## AIM OF THE TASK
Check every line of the entries below for the word "JSON", and copy the ones that have it.
_ _ _
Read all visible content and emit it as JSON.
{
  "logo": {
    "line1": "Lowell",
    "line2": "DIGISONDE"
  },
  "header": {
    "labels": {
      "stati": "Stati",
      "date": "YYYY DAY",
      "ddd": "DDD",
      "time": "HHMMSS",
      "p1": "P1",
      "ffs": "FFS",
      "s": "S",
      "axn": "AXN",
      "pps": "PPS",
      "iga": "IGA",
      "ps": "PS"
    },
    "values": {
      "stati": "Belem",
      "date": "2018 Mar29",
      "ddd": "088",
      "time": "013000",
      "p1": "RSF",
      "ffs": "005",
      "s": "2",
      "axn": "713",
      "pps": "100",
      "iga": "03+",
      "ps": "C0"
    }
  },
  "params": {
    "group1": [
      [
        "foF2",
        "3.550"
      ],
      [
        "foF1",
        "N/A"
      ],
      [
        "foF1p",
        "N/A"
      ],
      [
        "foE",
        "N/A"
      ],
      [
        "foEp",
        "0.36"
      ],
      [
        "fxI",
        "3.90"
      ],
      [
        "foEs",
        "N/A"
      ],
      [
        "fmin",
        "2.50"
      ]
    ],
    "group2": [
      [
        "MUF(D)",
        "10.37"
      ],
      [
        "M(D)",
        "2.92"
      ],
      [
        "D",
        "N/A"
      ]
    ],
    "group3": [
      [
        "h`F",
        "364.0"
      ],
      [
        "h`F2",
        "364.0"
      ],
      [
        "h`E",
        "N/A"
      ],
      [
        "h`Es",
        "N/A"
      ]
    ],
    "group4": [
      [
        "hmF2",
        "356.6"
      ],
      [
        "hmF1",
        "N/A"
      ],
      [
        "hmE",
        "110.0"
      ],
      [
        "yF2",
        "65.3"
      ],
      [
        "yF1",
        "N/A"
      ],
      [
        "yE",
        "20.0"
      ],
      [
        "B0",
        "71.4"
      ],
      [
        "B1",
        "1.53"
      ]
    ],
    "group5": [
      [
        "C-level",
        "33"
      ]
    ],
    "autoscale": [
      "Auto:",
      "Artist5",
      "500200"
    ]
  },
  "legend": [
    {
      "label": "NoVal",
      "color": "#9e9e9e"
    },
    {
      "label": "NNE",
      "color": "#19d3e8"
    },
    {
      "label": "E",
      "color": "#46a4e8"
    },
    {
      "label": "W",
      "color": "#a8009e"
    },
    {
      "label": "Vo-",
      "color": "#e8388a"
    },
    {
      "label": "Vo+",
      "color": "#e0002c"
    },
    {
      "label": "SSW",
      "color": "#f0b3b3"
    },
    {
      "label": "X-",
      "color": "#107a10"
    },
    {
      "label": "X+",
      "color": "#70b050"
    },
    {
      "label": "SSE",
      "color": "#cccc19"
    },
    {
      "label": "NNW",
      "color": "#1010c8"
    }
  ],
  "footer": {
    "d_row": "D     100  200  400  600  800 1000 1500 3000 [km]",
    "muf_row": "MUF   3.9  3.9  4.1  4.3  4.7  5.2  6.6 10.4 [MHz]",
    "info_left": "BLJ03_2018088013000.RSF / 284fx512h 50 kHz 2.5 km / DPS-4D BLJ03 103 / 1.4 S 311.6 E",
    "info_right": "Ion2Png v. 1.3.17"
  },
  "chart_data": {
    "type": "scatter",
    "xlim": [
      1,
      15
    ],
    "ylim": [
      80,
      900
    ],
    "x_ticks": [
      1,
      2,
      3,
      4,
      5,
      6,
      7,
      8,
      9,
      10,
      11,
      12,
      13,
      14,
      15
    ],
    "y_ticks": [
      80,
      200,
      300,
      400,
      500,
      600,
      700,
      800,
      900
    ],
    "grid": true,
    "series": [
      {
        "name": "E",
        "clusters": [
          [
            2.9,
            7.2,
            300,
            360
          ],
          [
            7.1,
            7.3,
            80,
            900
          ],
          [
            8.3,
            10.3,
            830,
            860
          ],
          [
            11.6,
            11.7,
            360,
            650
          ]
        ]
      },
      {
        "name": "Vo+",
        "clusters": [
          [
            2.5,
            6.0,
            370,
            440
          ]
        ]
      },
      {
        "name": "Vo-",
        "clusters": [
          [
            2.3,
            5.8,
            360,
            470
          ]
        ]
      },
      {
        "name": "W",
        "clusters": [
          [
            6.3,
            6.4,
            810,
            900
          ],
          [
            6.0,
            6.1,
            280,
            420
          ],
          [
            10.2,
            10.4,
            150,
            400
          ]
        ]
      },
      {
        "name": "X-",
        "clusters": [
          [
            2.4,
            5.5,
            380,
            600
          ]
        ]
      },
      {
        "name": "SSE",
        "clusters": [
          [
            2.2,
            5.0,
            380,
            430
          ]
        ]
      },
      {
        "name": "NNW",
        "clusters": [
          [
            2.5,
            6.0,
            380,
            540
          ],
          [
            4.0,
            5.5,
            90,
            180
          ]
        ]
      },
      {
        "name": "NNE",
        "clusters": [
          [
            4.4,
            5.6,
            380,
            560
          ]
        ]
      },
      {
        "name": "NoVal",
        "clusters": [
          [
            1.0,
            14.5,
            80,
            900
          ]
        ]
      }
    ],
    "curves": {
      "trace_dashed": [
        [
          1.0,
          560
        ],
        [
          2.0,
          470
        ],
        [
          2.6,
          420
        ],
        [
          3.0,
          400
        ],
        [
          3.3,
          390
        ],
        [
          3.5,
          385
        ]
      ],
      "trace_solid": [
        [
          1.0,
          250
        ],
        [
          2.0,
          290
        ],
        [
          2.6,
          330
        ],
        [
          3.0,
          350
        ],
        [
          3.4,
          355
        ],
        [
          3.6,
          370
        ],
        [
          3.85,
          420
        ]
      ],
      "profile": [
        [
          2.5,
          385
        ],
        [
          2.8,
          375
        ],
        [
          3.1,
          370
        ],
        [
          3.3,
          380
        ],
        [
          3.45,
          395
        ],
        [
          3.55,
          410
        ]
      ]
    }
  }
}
_ _ _
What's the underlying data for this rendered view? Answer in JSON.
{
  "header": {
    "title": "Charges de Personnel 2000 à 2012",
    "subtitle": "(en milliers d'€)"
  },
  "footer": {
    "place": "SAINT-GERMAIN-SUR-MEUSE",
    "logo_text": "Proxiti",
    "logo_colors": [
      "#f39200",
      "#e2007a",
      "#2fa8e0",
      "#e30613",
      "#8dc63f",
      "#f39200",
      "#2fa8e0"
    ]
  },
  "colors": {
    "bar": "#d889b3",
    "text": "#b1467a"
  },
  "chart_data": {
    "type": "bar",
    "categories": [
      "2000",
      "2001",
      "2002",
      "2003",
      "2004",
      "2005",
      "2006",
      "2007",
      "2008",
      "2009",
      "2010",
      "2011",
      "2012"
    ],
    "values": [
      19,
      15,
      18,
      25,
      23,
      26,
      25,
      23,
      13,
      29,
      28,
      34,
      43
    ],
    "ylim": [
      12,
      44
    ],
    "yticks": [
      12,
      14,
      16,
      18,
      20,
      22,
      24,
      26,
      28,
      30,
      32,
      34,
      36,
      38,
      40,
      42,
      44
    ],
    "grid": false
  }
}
_ _ _
## REPLY
Read all visible content and emit it as JSON.
What's the underlying data for this rendered view? Answer in JSON.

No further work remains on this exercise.